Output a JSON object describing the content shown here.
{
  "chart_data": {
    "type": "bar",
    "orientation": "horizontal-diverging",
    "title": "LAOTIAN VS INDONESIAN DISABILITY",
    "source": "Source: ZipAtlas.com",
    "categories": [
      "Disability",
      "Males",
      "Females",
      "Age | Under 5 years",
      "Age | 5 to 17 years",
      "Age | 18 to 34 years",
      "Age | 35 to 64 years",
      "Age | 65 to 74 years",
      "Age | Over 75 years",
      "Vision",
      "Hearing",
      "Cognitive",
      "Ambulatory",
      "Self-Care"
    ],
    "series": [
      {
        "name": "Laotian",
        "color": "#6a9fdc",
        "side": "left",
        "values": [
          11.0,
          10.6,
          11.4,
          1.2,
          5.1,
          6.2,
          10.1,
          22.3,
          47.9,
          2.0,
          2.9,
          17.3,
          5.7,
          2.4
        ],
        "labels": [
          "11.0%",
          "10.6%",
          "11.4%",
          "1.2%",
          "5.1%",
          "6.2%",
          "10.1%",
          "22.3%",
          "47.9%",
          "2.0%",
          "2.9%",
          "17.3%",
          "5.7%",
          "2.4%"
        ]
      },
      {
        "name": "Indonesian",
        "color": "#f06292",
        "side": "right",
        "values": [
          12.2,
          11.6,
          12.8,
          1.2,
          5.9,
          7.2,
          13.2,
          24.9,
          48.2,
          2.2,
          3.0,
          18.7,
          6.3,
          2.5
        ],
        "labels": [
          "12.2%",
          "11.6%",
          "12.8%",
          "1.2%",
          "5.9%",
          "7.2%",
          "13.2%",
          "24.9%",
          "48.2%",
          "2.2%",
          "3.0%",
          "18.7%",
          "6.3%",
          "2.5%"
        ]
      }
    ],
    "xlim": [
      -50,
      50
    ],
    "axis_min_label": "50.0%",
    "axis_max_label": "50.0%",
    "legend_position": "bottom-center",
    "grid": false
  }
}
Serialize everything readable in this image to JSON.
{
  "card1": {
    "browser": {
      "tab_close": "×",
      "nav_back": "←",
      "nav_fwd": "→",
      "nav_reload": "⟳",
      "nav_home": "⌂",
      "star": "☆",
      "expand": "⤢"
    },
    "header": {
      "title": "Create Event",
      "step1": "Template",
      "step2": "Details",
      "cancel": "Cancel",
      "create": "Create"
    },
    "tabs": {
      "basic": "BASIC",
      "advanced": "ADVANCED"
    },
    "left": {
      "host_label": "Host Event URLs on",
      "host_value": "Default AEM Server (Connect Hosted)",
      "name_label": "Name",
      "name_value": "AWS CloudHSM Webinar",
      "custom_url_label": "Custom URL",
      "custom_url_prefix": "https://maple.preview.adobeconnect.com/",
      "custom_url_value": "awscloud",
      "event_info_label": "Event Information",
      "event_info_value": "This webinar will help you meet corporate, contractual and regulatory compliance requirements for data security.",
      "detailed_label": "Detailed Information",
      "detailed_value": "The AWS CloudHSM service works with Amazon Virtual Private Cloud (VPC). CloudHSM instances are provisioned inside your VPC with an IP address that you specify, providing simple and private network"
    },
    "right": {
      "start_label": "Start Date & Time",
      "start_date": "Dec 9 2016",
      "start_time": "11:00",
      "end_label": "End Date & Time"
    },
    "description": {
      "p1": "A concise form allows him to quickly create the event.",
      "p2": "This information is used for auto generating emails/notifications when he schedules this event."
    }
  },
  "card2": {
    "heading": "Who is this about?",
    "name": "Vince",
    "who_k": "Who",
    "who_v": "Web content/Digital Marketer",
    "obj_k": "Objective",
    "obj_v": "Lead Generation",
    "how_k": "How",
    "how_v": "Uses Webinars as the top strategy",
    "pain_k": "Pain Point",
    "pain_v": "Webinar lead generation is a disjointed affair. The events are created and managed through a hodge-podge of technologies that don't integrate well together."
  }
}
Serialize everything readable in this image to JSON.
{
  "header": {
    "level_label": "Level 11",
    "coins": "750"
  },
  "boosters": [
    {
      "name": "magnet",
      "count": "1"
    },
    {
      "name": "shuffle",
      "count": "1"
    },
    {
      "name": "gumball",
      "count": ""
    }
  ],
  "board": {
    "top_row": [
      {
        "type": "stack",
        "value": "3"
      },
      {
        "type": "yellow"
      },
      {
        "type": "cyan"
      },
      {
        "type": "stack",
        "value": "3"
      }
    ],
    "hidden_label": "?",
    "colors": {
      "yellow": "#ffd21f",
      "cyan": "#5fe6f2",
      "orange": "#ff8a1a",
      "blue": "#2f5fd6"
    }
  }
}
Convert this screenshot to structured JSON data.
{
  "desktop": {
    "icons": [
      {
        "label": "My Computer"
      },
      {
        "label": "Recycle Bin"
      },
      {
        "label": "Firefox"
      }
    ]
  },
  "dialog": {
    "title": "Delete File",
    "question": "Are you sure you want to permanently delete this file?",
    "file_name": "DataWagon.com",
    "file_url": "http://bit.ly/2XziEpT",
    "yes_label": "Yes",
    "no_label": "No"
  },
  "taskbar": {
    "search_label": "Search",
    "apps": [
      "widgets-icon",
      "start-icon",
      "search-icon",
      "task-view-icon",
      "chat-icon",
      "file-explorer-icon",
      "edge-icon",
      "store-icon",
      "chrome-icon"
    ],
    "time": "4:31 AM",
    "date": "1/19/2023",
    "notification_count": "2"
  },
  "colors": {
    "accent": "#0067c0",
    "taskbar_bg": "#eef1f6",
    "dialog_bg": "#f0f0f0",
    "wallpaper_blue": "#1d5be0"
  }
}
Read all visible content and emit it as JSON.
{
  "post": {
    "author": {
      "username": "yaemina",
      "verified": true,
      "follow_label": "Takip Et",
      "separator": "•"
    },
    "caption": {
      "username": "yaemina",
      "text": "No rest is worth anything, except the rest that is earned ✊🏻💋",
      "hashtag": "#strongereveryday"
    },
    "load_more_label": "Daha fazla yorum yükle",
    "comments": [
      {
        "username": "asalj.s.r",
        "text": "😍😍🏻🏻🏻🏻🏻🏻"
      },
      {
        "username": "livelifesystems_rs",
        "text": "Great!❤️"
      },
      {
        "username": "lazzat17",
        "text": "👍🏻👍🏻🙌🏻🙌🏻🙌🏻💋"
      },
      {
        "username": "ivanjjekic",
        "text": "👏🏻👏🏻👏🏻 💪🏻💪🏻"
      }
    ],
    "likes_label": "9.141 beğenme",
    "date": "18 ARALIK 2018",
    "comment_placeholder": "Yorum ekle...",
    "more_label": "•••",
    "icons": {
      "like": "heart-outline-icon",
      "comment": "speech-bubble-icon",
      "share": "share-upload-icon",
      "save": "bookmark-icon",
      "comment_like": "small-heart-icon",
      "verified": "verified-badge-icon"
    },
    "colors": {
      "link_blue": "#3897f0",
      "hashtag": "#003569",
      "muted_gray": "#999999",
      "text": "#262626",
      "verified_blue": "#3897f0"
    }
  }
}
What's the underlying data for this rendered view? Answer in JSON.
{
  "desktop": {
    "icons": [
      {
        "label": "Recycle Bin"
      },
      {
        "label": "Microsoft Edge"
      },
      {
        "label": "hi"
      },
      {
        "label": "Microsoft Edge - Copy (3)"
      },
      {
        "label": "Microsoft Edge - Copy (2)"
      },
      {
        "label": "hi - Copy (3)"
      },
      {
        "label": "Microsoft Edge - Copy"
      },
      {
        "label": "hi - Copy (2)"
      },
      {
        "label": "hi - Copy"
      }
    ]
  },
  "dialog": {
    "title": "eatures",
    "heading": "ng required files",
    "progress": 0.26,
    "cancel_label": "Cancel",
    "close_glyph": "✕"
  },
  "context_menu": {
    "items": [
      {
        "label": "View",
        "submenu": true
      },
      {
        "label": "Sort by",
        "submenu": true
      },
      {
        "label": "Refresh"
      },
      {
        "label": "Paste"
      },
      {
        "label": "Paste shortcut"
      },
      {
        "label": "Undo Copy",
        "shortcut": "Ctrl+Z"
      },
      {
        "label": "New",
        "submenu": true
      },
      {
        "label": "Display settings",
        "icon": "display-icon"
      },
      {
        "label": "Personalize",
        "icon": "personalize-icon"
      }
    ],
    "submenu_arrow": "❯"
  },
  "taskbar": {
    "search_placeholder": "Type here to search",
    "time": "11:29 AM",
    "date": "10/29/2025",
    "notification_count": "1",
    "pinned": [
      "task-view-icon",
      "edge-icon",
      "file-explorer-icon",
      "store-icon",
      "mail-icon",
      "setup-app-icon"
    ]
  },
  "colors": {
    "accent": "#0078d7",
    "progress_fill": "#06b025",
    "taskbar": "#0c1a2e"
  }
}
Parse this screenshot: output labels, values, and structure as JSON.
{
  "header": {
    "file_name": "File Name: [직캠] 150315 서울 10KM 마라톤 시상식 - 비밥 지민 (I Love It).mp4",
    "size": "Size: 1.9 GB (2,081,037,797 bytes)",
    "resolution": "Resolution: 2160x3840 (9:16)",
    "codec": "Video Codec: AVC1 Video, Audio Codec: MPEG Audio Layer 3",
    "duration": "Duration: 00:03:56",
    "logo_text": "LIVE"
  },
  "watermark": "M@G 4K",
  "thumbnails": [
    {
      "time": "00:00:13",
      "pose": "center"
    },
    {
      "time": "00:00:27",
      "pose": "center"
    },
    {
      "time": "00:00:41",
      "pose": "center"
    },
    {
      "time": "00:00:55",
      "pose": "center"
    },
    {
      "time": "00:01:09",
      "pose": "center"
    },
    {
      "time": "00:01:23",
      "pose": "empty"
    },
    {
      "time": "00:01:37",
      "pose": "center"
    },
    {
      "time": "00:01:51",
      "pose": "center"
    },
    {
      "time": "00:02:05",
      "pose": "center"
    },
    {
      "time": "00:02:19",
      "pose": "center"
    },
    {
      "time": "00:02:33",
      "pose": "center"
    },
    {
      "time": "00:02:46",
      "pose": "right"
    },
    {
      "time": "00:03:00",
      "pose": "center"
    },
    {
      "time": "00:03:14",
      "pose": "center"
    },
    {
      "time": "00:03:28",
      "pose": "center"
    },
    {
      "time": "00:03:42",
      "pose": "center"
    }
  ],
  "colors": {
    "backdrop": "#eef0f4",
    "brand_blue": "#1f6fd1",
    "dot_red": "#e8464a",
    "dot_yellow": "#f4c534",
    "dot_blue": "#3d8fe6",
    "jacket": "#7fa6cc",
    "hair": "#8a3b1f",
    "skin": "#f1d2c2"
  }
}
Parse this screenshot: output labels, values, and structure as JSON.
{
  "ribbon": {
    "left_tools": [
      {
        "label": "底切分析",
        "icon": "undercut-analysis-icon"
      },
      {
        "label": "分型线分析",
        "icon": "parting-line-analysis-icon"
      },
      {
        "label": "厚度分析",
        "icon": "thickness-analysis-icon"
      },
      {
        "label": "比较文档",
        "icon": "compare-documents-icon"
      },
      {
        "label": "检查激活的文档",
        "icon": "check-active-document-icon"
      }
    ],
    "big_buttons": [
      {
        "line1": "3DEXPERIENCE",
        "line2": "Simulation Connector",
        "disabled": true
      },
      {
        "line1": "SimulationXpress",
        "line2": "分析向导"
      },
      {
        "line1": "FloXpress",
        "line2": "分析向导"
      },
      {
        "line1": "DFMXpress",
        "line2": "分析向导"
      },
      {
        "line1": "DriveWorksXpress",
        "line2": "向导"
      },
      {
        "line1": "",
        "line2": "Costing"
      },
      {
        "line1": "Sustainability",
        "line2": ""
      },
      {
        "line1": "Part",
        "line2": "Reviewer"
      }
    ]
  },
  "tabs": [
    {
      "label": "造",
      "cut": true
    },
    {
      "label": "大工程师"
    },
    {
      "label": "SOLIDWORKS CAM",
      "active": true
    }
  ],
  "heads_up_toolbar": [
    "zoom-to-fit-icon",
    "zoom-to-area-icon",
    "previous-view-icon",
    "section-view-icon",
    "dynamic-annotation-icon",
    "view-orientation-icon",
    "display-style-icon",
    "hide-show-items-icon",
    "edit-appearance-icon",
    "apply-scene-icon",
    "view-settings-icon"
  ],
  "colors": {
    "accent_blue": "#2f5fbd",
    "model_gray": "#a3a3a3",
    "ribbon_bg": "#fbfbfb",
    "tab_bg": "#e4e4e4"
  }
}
------------------------------------------------
Exercise aim:
From the listing above, pick out each line where the word "CloudHSM" appears.

Solution for this exercise:
      "name_value": "AWS CloudHSM Webinar",
      "detailed_value": "The AWS CloudHSM service works with Amazon Virtual Private Cloud (VPC). CloudHSM instances are provisioned inside your VPC with an IP address that you specify, providing simple and private network"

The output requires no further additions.